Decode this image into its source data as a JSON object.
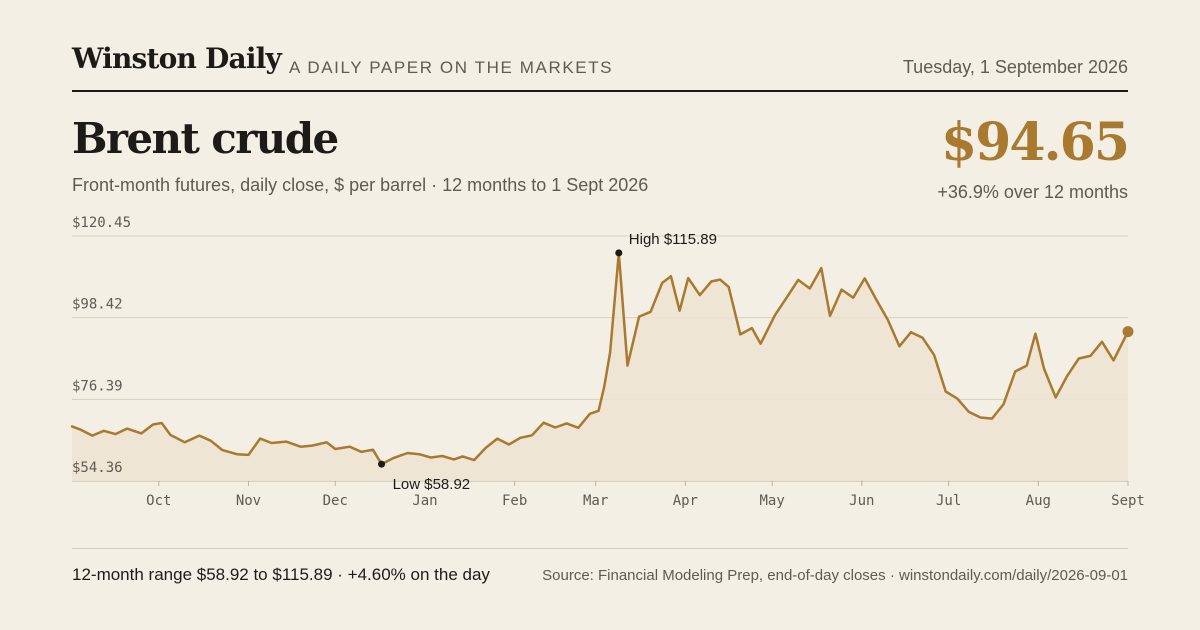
{
  "masthead": {
    "brand": "Winston Daily",
    "tagline": "A DAILY PAPER ON THE MARKETS",
    "date": "Tuesday, 1 September 2026"
  },
  "headline": {
    "title": "Brent crude",
    "subtitle": "Front-month futures, daily close, $ per barrel · 12 months to 1 Sept 2026",
    "price": "$94.65",
    "change": "+36.9% over 12 months"
  },
  "footer": {
    "summary": "12-month range $58.92 to $115.89 · +4.60% on the day",
    "source": "Source: Financial Modeling Prep, end-of-day closes · winstondaily.com/daily/2026-09-01"
  },
  "colors": {
    "line": "#a8792f",
    "area": "#ede3d2",
    "grid": "#d8cfbf",
    "text": "#1d1b18",
    "muted": "#5f5a52",
    "background": "#f4efe5"
  },
  "chart_data": {
    "type": "line",
    "series_name": "Brent crude front-month close",
    "ylim": [
      54.36,
      120.45
    ],
    "yticks": [
      "$54.36",
      "$76.39",
      "$98.42",
      "$120.45"
    ],
    "ytick_values": [
      54.36,
      76.39,
      98.42,
      120.45
    ],
    "x_range": [
      "2025-09-01",
      "2026-09-01"
    ],
    "xticks": [
      {
        "label": "Oct",
        "date": "2025-10-01"
      },
      {
        "label": "Nov",
        "date": "2025-11-01"
      },
      {
        "label": "Dec",
        "date": "2025-12-01"
      },
      {
        "label": "Jan",
        "date": "2026-01-01"
      },
      {
        "label": "Feb",
        "date": "2026-02-01"
      },
      {
        "label": "Mar",
        "date": "2026-03-01"
      },
      {
        "label": "Apr",
        "date": "2026-04-01"
      },
      {
        "label": "May",
        "date": "2026-05-01"
      },
      {
        "label": "Jun",
        "date": "2026-06-01"
      },
      {
        "label": "Jul",
        "date": "2026-07-01"
      },
      {
        "label": "Aug",
        "date": "2026-08-01"
      },
      {
        "label": "Sept",
        "date": "2026-09-01"
      }
    ],
    "grid": "horizontal",
    "annotations": {
      "high": {
        "label": "High $115.89",
        "date": "2026-03-09",
        "value": 115.89
      },
      "low": {
        "label": "Low $58.92",
        "date": "2025-12-17",
        "value": 58.92
      },
      "last": {
        "date": "2026-09-01",
        "value": 94.65
      }
    },
    "points": [
      [
        "2025-09-01",
        69.1
      ],
      [
        "2025-09-04",
        68.2
      ],
      [
        "2025-09-08",
        66.6
      ],
      [
        "2025-09-12",
        67.9
      ],
      [
        "2025-09-16",
        67.0
      ],
      [
        "2025-09-20",
        68.5
      ],
      [
        "2025-09-25",
        67.2
      ],
      [
        "2025-09-29",
        69.6
      ],
      [
        "2025-10-02",
        70.0
      ],
      [
        "2025-10-05",
        66.8
      ],
      [
        "2025-10-10",
        64.8
      ],
      [
        "2025-10-15",
        66.6
      ],
      [
        "2025-10-19",
        65.2
      ],
      [
        "2025-10-23",
        62.7
      ],
      [
        "2025-10-28",
        61.6
      ],
      [
        "2025-11-01",
        61.4
      ],
      [
        "2025-11-05",
        65.8
      ],
      [
        "2025-11-09",
        64.6
      ],
      [
        "2025-11-14",
        65.0
      ],
      [
        "2025-11-19",
        63.6
      ],
      [
        "2025-11-23",
        63.9
      ],
      [
        "2025-11-28",
        64.8
      ],
      [
        "2025-12-01",
        63.0
      ],
      [
        "2025-12-06",
        63.6
      ],
      [
        "2025-12-10",
        62.2
      ],
      [
        "2025-12-14",
        62.8
      ],
      [
        "2025-12-17",
        58.92
      ],
      [
        "2025-12-21",
        60.5
      ],
      [
        "2025-12-26",
        61.9
      ],
      [
        "2025-12-30",
        61.6
      ],
      [
        "2026-01-03",
        60.7
      ],
      [
        "2026-01-07",
        61.1
      ],
      [
        "2026-01-11",
        60.2
      ],
      [
        "2026-01-14",
        61.0
      ],
      [
        "2026-01-18",
        60.0
      ],
      [
        "2026-01-22",
        63.3
      ],
      [
        "2026-01-26",
        65.8
      ],
      [
        "2026-01-30",
        64.2
      ],
      [
        "2026-02-03",
        66.0
      ],
      [
        "2026-02-07",
        66.7
      ],
      [
        "2026-02-11",
        70.1
      ],
      [
        "2026-02-15",
        68.8
      ],
      [
        "2026-02-19",
        69.9
      ],
      [
        "2026-02-23",
        68.7
      ],
      [
        "2026-02-27",
        72.5
      ],
      [
        "2026-03-02",
        73.3
      ],
      [
        "2026-03-04",
        79.9
      ],
      [
        "2026-03-06",
        89.0
      ],
      [
        "2026-03-09",
        115.89
      ],
      [
        "2026-03-12",
        85.5
      ],
      [
        "2026-03-16",
        98.7
      ],
      [
        "2026-03-20",
        100.0
      ],
      [
        "2026-03-24",
        107.8
      ],
      [
        "2026-03-27",
        109.6
      ],
      [
        "2026-03-30",
        100.3
      ],
      [
        "2026-04-02",
        109.1
      ],
      [
        "2026-04-06",
        104.5
      ],
      [
        "2026-04-10",
        108.2
      ],
      [
        "2026-04-13",
        108.7
      ],
      [
        "2026-04-16",
        106.7
      ],
      [
        "2026-04-20",
        93.9
      ],
      [
        "2026-04-24",
        95.6
      ],
      [
        "2026-04-27",
        91.4
      ],
      [
        "2026-05-02",
        99.1
      ],
      [
        "2026-05-06",
        103.8
      ],
      [
        "2026-05-10",
        108.6
      ],
      [
        "2026-05-14",
        106.3
      ],
      [
        "2026-05-18",
        111.8
      ],
      [
        "2026-05-21",
        98.9
      ],
      [
        "2026-05-25",
        106.0
      ],
      [
        "2026-05-29",
        103.8
      ],
      [
        "2026-06-02",
        109.0
      ],
      [
        "2026-06-06",
        103.3
      ],
      [
        "2026-06-10",
        97.8
      ],
      [
        "2026-06-14",
        90.7
      ],
      [
        "2026-06-18",
        94.5
      ],
      [
        "2026-06-22",
        93.0
      ],
      [
        "2026-06-26",
        88.3
      ],
      [
        "2026-06-30",
        78.5
      ],
      [
        "2026-07-04",
        76.6
      ],
      [
        "2026-07-08",
        73.0
      ],
      [
        "2026-07-12",
        71.5
      ],
      [
        "2026-07-16",
        71.2
      ],
      [
        "2026-07-20",
        75.1
      ],
      [
        "2026-07-24",
        83.9
      ],
      [
        "2026-07-28",
        85.5
      ],
      [
        "2026-07-31",
        94.1
      ],
      [
        "2026-08-03",
        84.6
      ],
      [
        "2026-08-07",
        76.9
      ],
      [
        "2026-08-11",
        82.7
      ],
      [
        "2026-08-15",
        87.4
      ],
      [
        "2026-08-19",
        88.1
      ],
      [
        "2026-08-23",
        91.9
      ],
      [
        "2026-08-27",
        86.9
      ],
      [
        "2026-09-01",
        94.65
      ]
    ]
  }
}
+ + +
■ What this task involves
Search the data for "months" and list every line in which it occurs.

■ Solution to this task
    "subtitle": "Front-month futures, daily close, $ per barrel · 12 months to 1 Sept 2026",
    "change": "+36.9% over 12 months"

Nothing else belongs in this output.